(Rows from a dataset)
--

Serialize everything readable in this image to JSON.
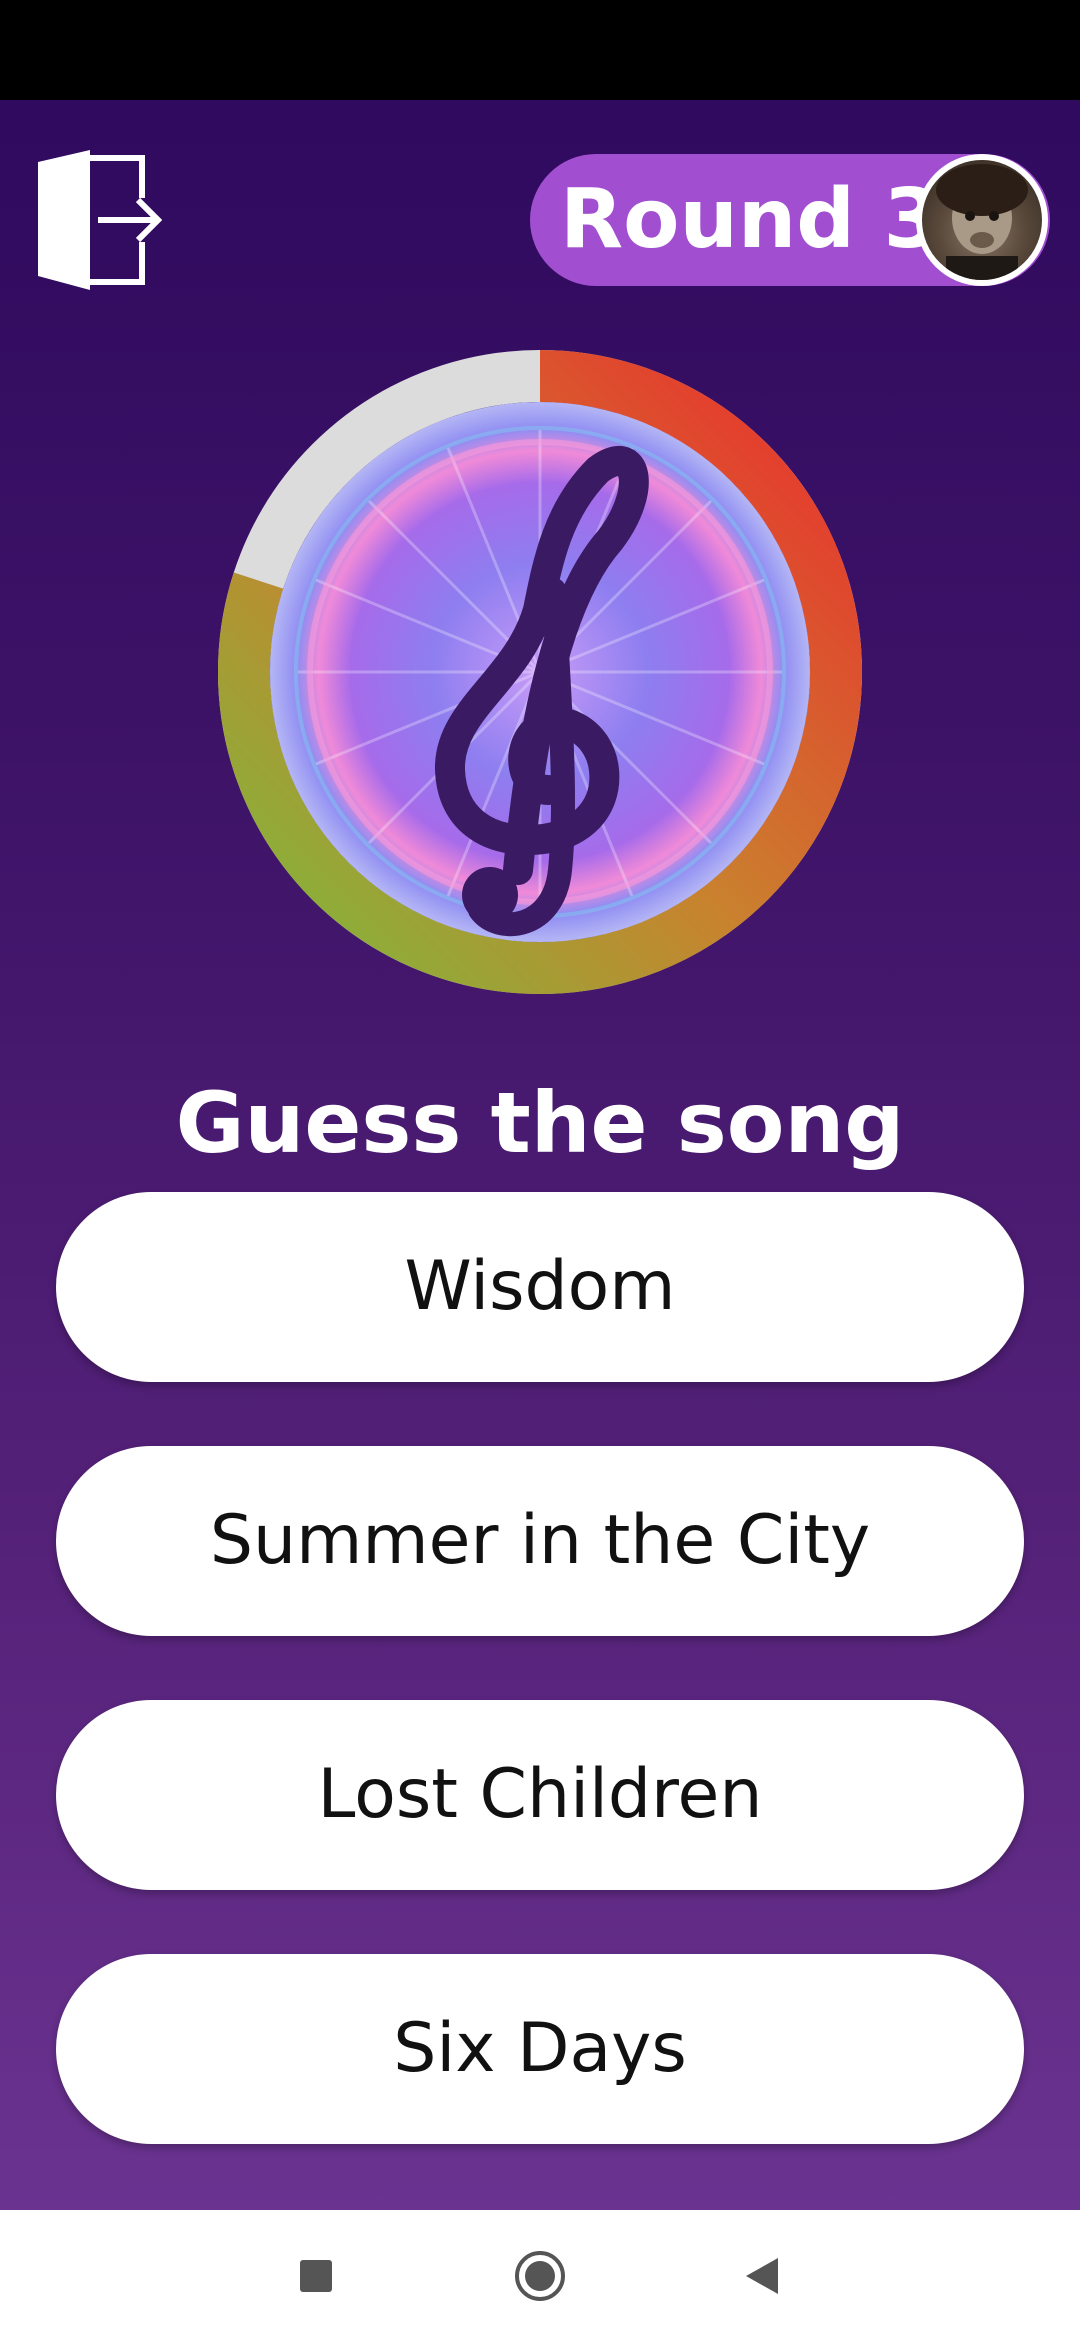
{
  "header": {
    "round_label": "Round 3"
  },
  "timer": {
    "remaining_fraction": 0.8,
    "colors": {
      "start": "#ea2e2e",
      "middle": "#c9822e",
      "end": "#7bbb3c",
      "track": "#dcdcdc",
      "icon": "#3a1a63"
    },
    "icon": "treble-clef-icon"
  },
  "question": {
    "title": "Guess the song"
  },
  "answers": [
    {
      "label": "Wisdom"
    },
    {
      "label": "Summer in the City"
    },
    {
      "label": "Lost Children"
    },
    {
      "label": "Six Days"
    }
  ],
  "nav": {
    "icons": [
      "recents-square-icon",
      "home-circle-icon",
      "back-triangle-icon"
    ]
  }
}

--

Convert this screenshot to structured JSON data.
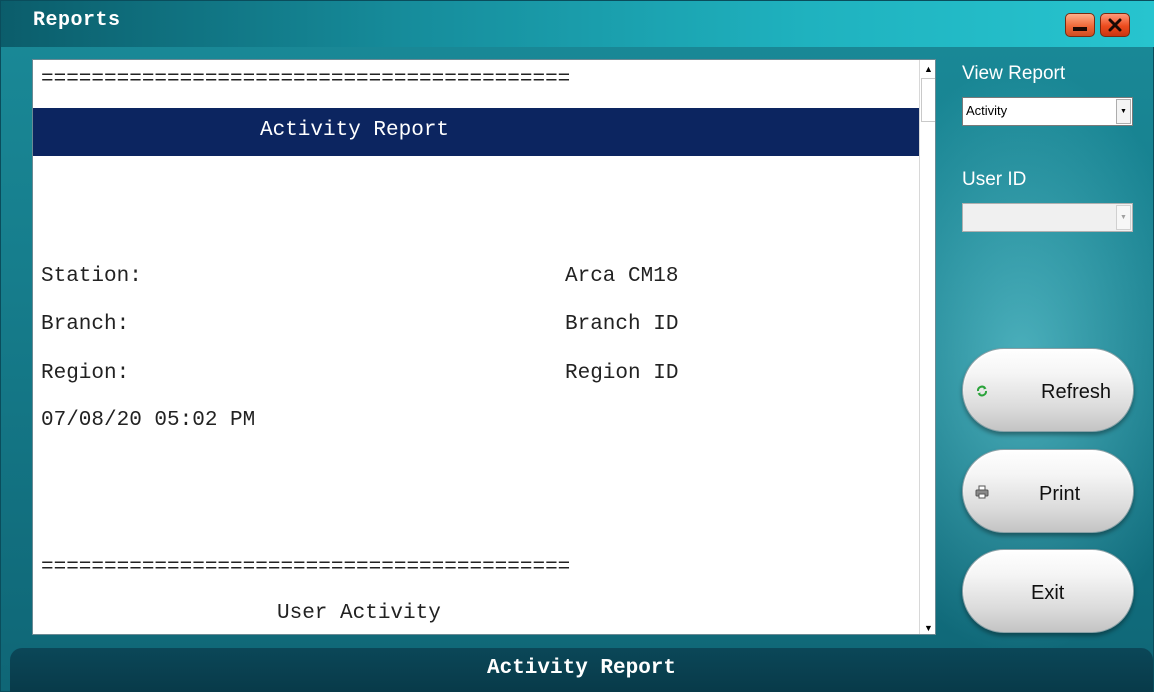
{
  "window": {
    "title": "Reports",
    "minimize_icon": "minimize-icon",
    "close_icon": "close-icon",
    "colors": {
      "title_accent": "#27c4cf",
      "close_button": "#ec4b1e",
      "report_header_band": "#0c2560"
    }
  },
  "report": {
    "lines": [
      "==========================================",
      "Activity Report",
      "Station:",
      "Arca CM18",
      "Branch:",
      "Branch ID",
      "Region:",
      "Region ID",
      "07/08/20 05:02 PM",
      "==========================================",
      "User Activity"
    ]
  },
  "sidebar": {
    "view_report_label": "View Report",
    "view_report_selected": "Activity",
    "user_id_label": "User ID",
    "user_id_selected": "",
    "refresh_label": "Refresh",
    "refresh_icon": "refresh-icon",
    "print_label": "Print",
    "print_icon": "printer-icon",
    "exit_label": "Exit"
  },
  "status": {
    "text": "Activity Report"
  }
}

--

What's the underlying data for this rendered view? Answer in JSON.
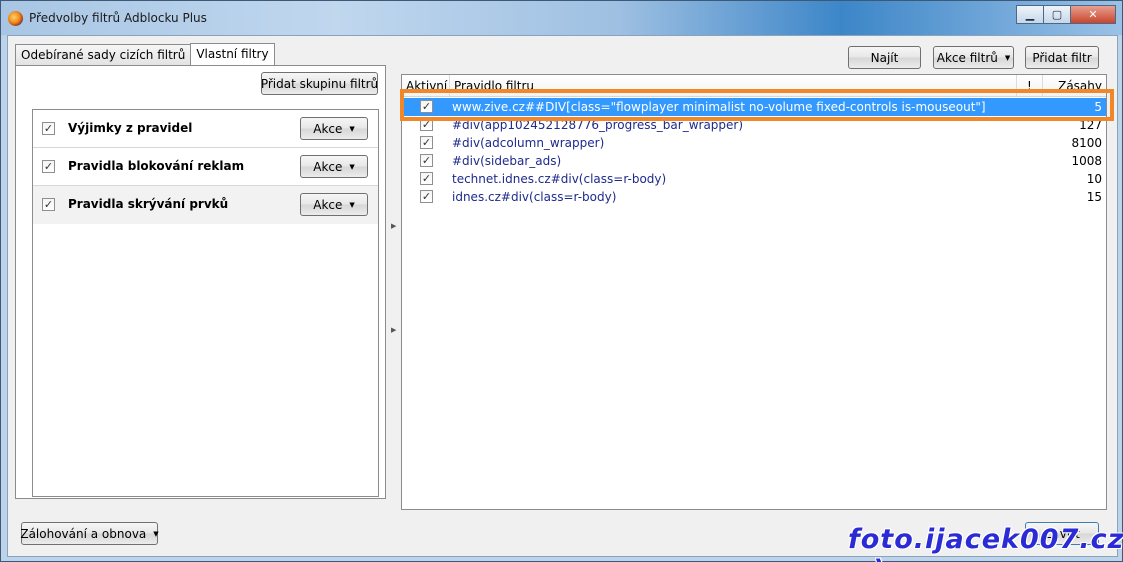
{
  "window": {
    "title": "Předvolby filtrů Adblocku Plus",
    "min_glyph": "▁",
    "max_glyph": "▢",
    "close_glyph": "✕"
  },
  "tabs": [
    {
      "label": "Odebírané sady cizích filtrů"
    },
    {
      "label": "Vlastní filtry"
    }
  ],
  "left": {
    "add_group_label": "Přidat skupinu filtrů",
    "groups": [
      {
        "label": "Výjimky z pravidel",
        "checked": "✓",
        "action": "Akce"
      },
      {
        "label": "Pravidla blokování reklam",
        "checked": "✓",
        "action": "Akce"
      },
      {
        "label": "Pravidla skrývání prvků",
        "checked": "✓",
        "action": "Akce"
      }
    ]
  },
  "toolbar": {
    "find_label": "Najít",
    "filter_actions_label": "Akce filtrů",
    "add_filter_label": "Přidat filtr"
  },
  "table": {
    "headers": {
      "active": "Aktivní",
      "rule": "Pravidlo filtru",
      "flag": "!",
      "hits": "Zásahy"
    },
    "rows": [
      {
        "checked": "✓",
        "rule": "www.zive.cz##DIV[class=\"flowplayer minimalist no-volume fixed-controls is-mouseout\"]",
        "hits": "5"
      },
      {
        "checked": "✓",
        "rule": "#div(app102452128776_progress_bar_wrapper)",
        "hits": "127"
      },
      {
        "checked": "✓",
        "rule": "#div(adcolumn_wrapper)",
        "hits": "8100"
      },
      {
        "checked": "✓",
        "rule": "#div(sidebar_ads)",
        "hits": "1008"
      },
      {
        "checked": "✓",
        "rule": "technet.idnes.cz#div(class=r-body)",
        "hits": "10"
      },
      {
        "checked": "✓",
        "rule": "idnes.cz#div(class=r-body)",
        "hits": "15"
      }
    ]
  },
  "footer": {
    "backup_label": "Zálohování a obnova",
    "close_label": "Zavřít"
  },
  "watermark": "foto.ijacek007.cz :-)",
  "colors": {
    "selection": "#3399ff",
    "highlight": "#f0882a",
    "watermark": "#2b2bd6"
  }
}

--

## WHAT IS ASKED
Identify which lines contain the word "hits" and copy each one.

## ANSWER FOR THE TASK
      "hits": "Zásahy"
        "hits": "5"
        "hits": "127"
        "hits": "8100"
        "hits": "1008"
        "hits": "10"
        "hits": "15"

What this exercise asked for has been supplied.